--- DESCRIPTION OF THE TASK ---
Exact reproduction of the data is required, with images excluded.

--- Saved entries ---

-------------------------

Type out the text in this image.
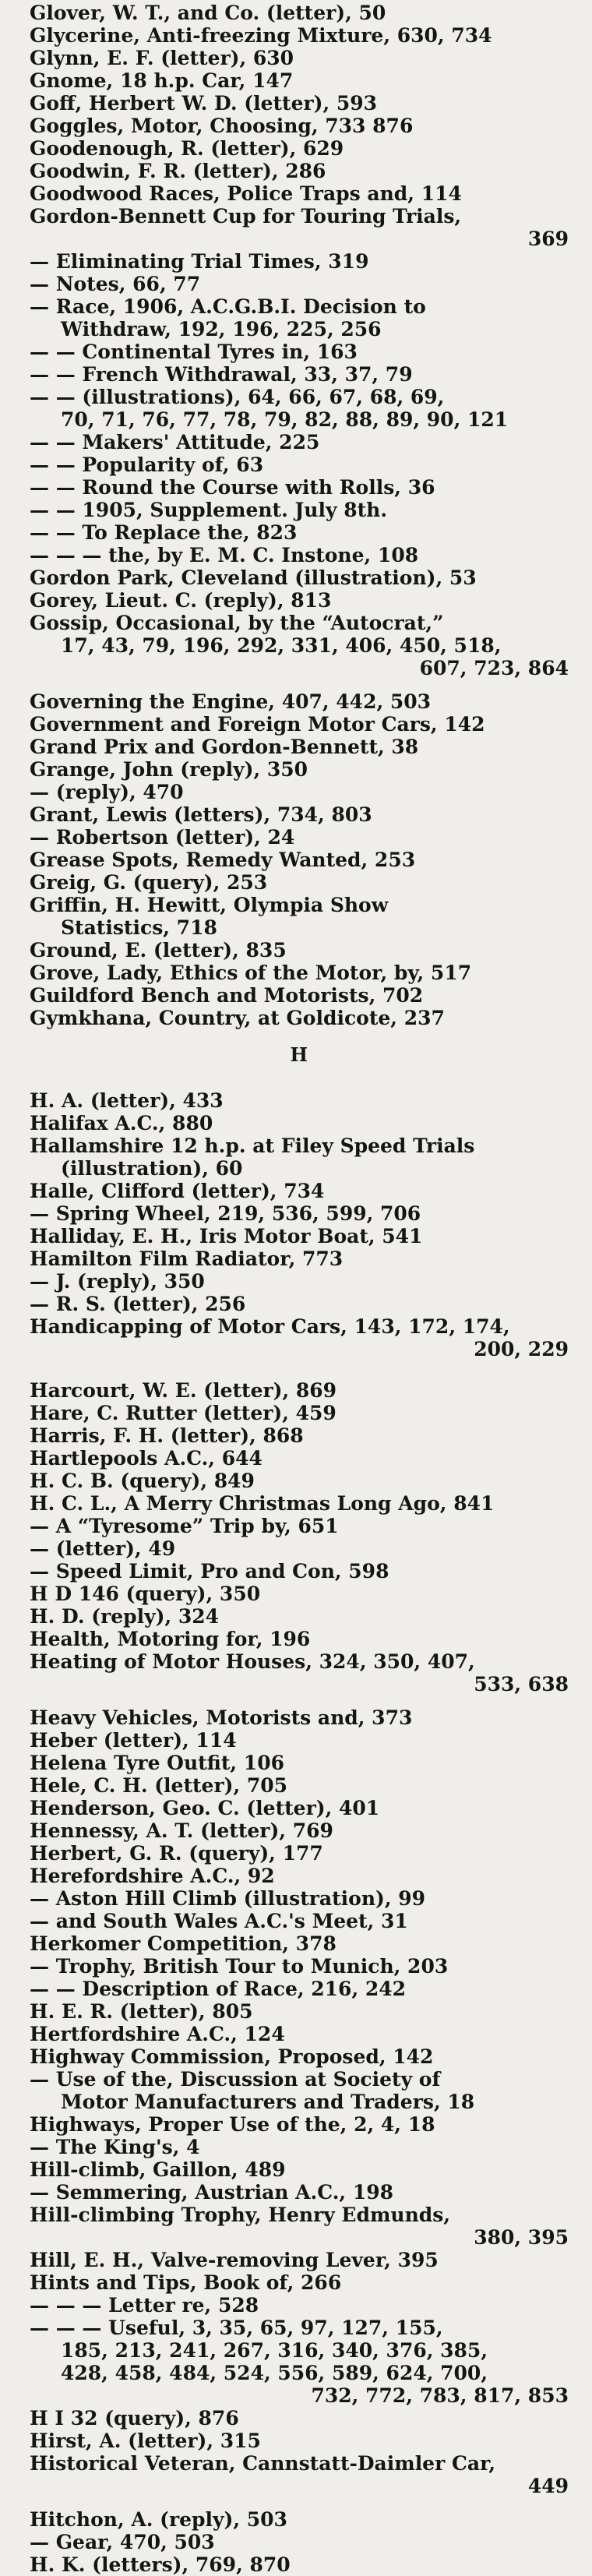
Glover, W. T., and Co. (letter), 50
Glycerine, Anti-freezing Mixture, 630, 734
Glynn, E. F. (letter), 630
Gnome, 18 h.p. Car, 147
Goff, Herbert W. D. (letter), 593
Goggles, Motor, Choosing, 733 876
Goodenough, R. (letter), 629
Goodwin, F. R. (letter), 286
Goodwood Races, Police Traps and, 114
Gordon-Bennett Cup for Touring Trials,
369
— Eliminating Trial Times, 319
— Notes, 66, 77
— Race, 1906, A.C.G.B.I. Decision to
Withdraw, 192, 196, 225, 256
— — Continental Tyres in, 163
— — French Withdrawal, 33, 37, 79
— — (illustrations), 64, 66, 67, 68, 69,
70, 71, 76, 77, 78, 79, 82, 88, 89, 90, 121
— — Makers' Attitude, 225
— — Popularity of, 63
— — Round the Course with Rolls, 36
— — 1905, Supplement. July 8th.
— — To Replace the, 823
— — — the, by E. M. C. Instone, 108
Gordon Park, Cleveland (illustration), 53
Gorey, Lieut. C. (reply), 813
Gossip, Occasional, by the “Autocrat,”
17, 43, 79, 196, 292, 331, 406, 450, 518,
607, 723, 864
Governing the Engine, 407, 442, 503
Government and Foreign Motor Cars, 142
Grand Prix and Gordon-Bennett, 38
Grange, John (reply), 350
— (reply), 470
Grant, Lewis (letters), 734, 803
— Robertson (letter), 24
Grease Spots, Remedy Wanted, 253
Greig, G. (query), 253
Griffin, H. Hewitt, Olympia Show
Statistics, 718
Ground, E. (letter), 835
Grove, Lady, Ethics of the Motor, by, 517
Guildford Bench and Motorists, 702
Gymkhana, Country, at Goldicote, 237
H
H. A. (letter), 433
Halifax A.C., 880
Hallamshire 12 h.p. at Filey Speed Trials
(illustration), 60
Halle, Clifford (letter), 734
— Spring Wheel, 219, 536, 599, 706
Halliday, E. H., Iris Motor Boat, 541
Hamilton Film Radiator, 773
— J. (reply), 350
— R. S. (letter), 256
Handicapping of Motor Cars, 143, 172, 174,
200, 229
Harcourt, W. E. (letter), 869
Hare, C. Rutter (letter), 459
Harris, F. H. (letter), 868
Hartlepools A.C., 644
H. C. B. (query), 849
H. C. L., A Merry Christmas Long Ago, 841
— A “Tyresome” Trip by, 651
— (letter), 49
— Speed Limit, Pro and Con, 598
H D 146 (query), 350
H. D. (reply), 324
Health, Motoring for, 196
Heating of Motor Houses, 324, 350, 407,
533, 638
Heavy Vehicles, Motorists and, 373
Heber (letter), 114
Helena Tyre Outfit, 106
Hele, C. H. (letter), 705
Henderson, Geo. C. (letter), 401
Hennessy, A. T. (letter), 769
Herbert, G. R. (query), 177
Herefordshire A.C., 92
— Aston Hill Climb (illustration), 99
— and South Wales A.C.'s Meet, 31
Herkomer Competition, 378
— Trophy, British Tour to Munich, 203
— — Description of Race, 216, 242
H. E. R. (letter), 805
Hertfordshire A.C., 124
Highway Commission, Proposed, 142
— Use of the, Discussion at Society of
Motor Manufacturers and Traders, 18
Highways, Proper Use of the, 2, 4, 18
— The King's, 4
Hill-climb, Gaillon, 489
— Semmering, Austrian A.C., 198
Hill-climbing Trophy, Henry Edmunds,
380, 395
Hill, E. H., Valve-removing Lever, 395
Hints and Tips, Book of, 266
— — — Letter re, 528
— — — Useful, 3, 35, 65, 97, 127, 155,
185, 213, 241, 267, 316, 340, 376, 385,
428, 458, 484, 524, 556, 589, 624, 700,
732, 772, 783, 817, 853
H I 32 (query), 876
Hirst, A. (letter), 315
Historical Veteran, Cannstatt-Daimler Car,
449
Hitchon, A. (reply), 503
— Gear, 470, 503
H. K. (letters), 769, 870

-------------------------

--- EXERCISE RESULT ---
Type out the text in this image.
Glover, W. T., and Co. (letter), 50
Glycerine, Anti-freezing Mixture, 630, 734
Glynn, E. F. (letter), 630
Gnome, 18 h.p. Car, 147
Goff, Herbert W. D. (letter), 593
Goggles, Motor, Choosing, 733 876
Goodenough, R. (letter), 629
Goodwin, F. R. (letter), 286
Goodwood Races, Police Traps and, 114
Gordon-Bennett Cup for Touring Trials,
369
— Eliminating Trial Times, 319
— Notes, 66, 77
— Race, 1906, A.C.G.B.I. Decision to
Withdraw, 192, 196, 225, 256
— — Continental Tyres in, 163
— — French Withdrawal, 33, 37, 79
— — (illustrations), 64, 66, 67, 68, 69,
70, 71, 76, 77, 78, 79, 82, 88, 89, 90, 121
— — Makers' Attitude, 225
— — Popularity of, 63
— — Round the Course with Rolls, 36
— — 1905, Supplement. July 8th.
— — To Replace the, 823
— — — the, by E. M. C. Instone, 108
Gordon Park, Cleveland (illustration), 53
Gorey, Lieut. C. (reply), 813
Gossip, Occasional, by the “Autocrat,”
17, 43, 79, 196, 292, 331, 406, 450, 518,
607, 723, 864
Governing the Engine, 407, 442, 503
Government and Foreign Motor Cars, 142
Grand Prix and Gordon-Bennett, 38
Grange, John (reply), 350
— (reply), 470
Grant, Lewis (letters), 734, 803
— Robertson (letter), 24
Grease Spots, Remedy Wanted, 253
Greig, G. (query), 253
Griffin, H. Hewitt, Olympia Show
Statistics, 718
Ground, E. (letter), 835
Grove, Lady, Ethics of the Motor, by, 517
Guildford Bench and Motorists, 702
Gymkhana, Country, at Goldicote, 237
H
H. A. (letter), 433
Halifax A.C., 880
Hallamshire 12 h.p. at Filey Speed Trials
(illustration), 60
Halle, Clifford (letter), 734
— Spring Wheel, 219, 536, 599, 706
Halliday, E. H., Iris Motor Boat, 541
Hamilton Film Radiator, 773
— J. (reply), 350
— R. S. (letter), 256
Handicapping of Motor Cars, 143, 172, 174,
200, 229
Harcourt, W. E. (letter), 869
Hare, C. Rutter (letter), 459
Harris, F. H. (letter), 868
Hartlepools A.C., 644
H. C. B. (query), 849
H. C. L., A Merry Christmas Long Ago, 841
— A “Tyresome” Trip by, 651
— (letter), 49
— Speed Limit, Pro and Con, 598
H D 146 (query), 350
H. D. (reply), 324
Health, Motoring for, 196
Heating of Motor Houses, 324, 350, 407,
533, 638
Heavy Vehicles, Motorists and, 373
Heber (letter), 114
Helena Tyre Outfit, 106
Hele, C. H. (letter), 705
Henderson, Geo. C. (letter), 401
Hennessy, A. T. (letter), 769
Herbert, G. R. (query), 177
Herefordshire A.C., 92
— Aston Hill Climb (illustration), 99
— and South Wales A.C.'s Meet, 31
Herkomer Competition, 378
— Trophy, British Tour to Munich, 203
— — Description of Race, 216, 242
H. E. R. (letter), 805
Hertfordshire A.C., 124
Highway Commission, Proposed, 142
— Use of the, Discussion at Society of
Motor Manufacturers and Traders, 18
Highways, Proper Use of the, 2, 4, 18
— The King's, 4
Hill-climb, Gaillon, 489
— Semmering, Austrian A.C., 198
Hill-climbing Trophy, Henry Edmunds,
380, 395
Hill, E. H., Valve-removing Lever, 395
Hints and Tips, Book of, 266
— — — Letter re, 528
— — — Useful, 3, 35, 65, 97, 127, 155,
185, 213, 241, 267, 316, 340, 376, 385,
428, 458, 484, 524, 556, 589, 624, 700,
732, 772, 783, 817, 853
H I 32 (query), 876
Hirst, A. (letter), 315
Historical Veteran, Cannstatt-Daimler Car,
449
Hitchon, A. (reply), 503
— Gear, 470, 503
H. K. (letters), 769, 870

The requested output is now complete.